▶ **SHORT EXERCISE**
Say how many lines in the records include the string "JSON", adding no other words.

▶ **RECORDS SHOWN**
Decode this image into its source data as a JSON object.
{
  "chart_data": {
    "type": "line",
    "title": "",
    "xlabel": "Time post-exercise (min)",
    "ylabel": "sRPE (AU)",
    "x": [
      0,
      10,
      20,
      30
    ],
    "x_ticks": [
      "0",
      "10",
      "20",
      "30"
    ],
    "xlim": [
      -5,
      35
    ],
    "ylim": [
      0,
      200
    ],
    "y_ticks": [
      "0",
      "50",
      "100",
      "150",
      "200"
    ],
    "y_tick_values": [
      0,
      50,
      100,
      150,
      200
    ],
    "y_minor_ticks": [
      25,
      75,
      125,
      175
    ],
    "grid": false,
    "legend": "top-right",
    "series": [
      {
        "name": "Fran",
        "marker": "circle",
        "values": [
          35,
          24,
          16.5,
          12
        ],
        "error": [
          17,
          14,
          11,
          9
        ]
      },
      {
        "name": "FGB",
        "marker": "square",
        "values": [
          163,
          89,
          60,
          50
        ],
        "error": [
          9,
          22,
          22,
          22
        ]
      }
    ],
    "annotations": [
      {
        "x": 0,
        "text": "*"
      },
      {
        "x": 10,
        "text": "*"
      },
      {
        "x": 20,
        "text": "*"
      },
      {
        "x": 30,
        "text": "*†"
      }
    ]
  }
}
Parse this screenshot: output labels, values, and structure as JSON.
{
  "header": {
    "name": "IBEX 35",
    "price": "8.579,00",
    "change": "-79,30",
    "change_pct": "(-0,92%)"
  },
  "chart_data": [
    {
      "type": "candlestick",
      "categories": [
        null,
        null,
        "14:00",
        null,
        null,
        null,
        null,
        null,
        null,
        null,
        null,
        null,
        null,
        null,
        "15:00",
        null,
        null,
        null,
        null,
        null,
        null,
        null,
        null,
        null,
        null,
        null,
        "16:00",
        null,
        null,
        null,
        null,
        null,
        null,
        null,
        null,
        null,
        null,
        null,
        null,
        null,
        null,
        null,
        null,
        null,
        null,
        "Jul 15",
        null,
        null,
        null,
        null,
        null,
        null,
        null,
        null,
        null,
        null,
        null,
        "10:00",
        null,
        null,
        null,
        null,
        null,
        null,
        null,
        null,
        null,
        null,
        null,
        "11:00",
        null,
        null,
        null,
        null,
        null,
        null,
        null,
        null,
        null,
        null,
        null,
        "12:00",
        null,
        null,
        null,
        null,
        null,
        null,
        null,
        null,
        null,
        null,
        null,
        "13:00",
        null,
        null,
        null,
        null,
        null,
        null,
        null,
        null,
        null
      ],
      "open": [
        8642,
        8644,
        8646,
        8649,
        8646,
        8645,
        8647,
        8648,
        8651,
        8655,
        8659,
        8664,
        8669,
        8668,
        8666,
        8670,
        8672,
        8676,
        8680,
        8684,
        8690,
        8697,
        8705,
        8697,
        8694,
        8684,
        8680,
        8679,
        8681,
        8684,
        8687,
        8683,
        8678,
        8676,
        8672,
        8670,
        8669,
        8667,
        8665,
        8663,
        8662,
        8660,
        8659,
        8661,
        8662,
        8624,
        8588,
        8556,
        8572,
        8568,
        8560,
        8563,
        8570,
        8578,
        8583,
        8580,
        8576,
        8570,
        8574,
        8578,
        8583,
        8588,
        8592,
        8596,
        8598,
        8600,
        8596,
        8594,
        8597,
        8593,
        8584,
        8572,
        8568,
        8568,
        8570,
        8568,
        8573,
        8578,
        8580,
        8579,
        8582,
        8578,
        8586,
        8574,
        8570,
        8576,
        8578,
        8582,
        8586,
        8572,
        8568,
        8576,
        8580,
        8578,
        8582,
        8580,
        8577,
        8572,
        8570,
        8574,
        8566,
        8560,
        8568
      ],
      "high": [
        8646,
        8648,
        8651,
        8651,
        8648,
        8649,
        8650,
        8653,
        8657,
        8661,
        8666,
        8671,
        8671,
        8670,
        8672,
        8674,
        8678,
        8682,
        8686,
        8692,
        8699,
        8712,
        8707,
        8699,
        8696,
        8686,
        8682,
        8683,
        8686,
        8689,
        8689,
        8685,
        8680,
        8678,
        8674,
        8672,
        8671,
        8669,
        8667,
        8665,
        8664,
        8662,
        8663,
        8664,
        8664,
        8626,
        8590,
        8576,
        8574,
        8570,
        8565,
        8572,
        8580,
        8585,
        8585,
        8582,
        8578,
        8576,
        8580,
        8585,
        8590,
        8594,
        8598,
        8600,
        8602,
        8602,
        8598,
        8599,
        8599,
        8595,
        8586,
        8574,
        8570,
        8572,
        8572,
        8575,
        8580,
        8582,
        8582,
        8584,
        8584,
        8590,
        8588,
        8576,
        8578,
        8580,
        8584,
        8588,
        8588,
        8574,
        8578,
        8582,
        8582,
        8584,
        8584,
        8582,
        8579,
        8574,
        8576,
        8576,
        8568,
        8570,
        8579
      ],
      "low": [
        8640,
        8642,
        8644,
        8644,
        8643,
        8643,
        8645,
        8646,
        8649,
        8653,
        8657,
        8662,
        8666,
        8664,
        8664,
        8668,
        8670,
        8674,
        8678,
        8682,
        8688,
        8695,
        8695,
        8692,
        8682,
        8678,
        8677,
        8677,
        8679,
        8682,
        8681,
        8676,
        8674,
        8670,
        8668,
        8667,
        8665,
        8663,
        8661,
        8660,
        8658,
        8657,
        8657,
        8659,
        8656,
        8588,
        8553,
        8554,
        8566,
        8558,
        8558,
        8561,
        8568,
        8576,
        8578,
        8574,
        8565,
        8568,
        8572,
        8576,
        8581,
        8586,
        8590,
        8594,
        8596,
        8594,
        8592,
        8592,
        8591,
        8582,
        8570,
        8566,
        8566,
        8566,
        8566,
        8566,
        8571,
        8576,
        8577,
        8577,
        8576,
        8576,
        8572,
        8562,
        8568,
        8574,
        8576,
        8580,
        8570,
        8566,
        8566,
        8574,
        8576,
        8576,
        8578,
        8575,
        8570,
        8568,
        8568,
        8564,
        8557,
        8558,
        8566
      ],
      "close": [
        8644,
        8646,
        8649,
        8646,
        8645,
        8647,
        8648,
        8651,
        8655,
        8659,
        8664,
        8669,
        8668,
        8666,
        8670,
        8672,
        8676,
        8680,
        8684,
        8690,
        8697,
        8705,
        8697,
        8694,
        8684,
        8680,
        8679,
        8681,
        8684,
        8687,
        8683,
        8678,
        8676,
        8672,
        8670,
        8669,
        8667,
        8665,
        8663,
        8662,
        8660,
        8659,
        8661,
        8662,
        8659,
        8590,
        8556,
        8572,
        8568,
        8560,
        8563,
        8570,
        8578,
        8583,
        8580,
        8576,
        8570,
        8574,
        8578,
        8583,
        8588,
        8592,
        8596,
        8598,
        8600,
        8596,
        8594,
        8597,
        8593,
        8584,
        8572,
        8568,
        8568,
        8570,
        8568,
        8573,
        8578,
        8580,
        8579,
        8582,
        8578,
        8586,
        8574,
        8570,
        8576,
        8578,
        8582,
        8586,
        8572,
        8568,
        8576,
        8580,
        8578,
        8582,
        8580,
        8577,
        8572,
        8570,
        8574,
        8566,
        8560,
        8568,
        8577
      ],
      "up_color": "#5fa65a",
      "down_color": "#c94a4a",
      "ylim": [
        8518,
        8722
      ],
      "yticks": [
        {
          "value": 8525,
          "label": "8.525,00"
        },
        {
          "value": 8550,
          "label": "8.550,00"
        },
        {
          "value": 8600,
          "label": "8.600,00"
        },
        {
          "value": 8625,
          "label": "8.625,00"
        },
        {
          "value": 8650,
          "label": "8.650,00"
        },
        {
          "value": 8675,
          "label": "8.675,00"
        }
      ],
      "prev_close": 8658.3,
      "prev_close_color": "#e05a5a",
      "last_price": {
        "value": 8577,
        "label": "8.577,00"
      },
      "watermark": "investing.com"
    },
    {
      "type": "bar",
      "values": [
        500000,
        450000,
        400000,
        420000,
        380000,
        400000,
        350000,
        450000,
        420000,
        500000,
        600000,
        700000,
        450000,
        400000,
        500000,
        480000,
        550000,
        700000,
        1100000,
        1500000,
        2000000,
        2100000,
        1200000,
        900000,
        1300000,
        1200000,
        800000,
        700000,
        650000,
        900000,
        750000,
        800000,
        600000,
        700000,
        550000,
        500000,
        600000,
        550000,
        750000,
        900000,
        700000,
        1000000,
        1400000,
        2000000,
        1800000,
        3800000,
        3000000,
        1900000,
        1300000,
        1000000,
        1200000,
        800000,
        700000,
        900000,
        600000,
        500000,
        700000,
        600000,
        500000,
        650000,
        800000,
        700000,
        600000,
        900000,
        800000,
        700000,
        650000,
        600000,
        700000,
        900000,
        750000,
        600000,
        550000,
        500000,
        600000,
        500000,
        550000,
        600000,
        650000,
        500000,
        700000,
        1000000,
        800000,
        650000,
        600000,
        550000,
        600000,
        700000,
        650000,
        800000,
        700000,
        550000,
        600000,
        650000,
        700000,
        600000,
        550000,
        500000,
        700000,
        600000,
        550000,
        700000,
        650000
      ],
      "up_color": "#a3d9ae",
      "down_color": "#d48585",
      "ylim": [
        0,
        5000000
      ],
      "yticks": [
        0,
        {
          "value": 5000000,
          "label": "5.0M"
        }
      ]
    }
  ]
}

▶ **EXERCISE RESPONSE**
2